Reproduce all of the data exactly.

## Start DATA ENTRIES

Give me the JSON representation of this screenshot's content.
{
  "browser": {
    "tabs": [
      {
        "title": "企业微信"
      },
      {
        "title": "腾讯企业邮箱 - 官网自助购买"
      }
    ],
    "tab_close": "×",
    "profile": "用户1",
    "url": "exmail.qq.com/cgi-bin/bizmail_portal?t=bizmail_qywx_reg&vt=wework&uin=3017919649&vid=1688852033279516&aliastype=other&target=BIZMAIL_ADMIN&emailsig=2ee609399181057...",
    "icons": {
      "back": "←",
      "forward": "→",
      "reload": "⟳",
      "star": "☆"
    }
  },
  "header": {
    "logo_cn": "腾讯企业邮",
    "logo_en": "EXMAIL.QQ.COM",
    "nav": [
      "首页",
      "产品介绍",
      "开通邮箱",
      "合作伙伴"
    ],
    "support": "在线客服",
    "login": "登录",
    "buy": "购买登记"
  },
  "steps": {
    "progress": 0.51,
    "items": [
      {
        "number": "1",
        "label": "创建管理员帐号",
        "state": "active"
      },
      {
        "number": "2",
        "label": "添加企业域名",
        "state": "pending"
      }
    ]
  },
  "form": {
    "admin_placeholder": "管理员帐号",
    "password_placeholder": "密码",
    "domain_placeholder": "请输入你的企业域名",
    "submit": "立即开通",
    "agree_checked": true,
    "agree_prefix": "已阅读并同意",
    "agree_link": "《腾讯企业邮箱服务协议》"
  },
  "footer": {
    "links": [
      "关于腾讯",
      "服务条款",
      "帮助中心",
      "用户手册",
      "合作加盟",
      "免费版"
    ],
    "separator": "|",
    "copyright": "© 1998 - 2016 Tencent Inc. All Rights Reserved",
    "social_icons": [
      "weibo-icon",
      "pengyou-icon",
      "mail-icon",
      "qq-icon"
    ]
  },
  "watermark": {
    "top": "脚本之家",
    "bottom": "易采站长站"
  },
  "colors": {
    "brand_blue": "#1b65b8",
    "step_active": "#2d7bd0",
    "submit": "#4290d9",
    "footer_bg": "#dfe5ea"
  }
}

## End DATA ENTRIES

» OUTPUT OF THE EXERCISE
Give me the JSON representation of this screenshot's content.
{
  "browser": {
    "tabs": [
      {
        "title": "企业微信"
      },
      {
        "title": "腾讯企业邮箱 - 官网自助购买"
      }
    ],
    "tab_close": "×",
    "profile": "用户1",
    "url": "exmail.qq.com/cgi-bin/bizmail_portal?t=bizmail_qywx_reg&vt=wework&uin=3017919649&vid=1688852033279516&aliastype=other&target=BIZMAIL_ADMIN&emailsig=2ee609399181057...",
    "icons": {
      "back": "←",
      "forward": "→",
      "reload": "⟳",
      "star": "☆"
    }
  },
  "header": {
    "logo_cn": "腾讯企业邮",
    "logo_en": "EXMAIL.QQ.COM",
    "nav": [
      "首页",
      "产品介绍",
      "开通邮箱",
      "合作伙伴"
    ],
    "support": "在线客服",
    "login": "登录",
    "buy": "购买登记"
  },
  "steps": {
    "progress": 0.51,
    "items": [
      {
        "number": "1",
        "label": "创建管理员帐号",
        "state": "active"
      },
      {
        "number": "2",
        "label": "添加企业域名",
        "state": "pending"
      }
    ]
  },
  "form": {
    "admin_placeholder": "管理员帐号",
    "password_placeholder": "密码",
    "domain_placeholder": "请输入你的企业域名",
    "submit": "立即开通",
    "agree_checked": true,
    "agree_prefix": "已阅读并同意",
    "agree_link": "《腾讯企业邮箱服务协议》"
  },
  "footer": {
    "links": [
      "关于腾讯",
      "服务条款",
      "帮助中心",
      "用户手册",
      "合作加盟",
      "免费版"
    ],
    "separator": "|",
    "copyright": "© 1998 - 2016 Tencent Inc. All Rights Reserved",
    "social_icons": [
      "weibo-icon",
      "pengyou-icon",
      "mail-icon",
      "qq-icon"
    ]
  },
  "watermark": {
    "top": "脚本之家",
    "bottom": "易采站长站"
  },
  "colors": {
    "brand_blue": "#1b65b8",
    "step_active": "#2d7bd0",
    "submit": "#4290d9",
    "footer_bg": "#dfe5ea"
  }
}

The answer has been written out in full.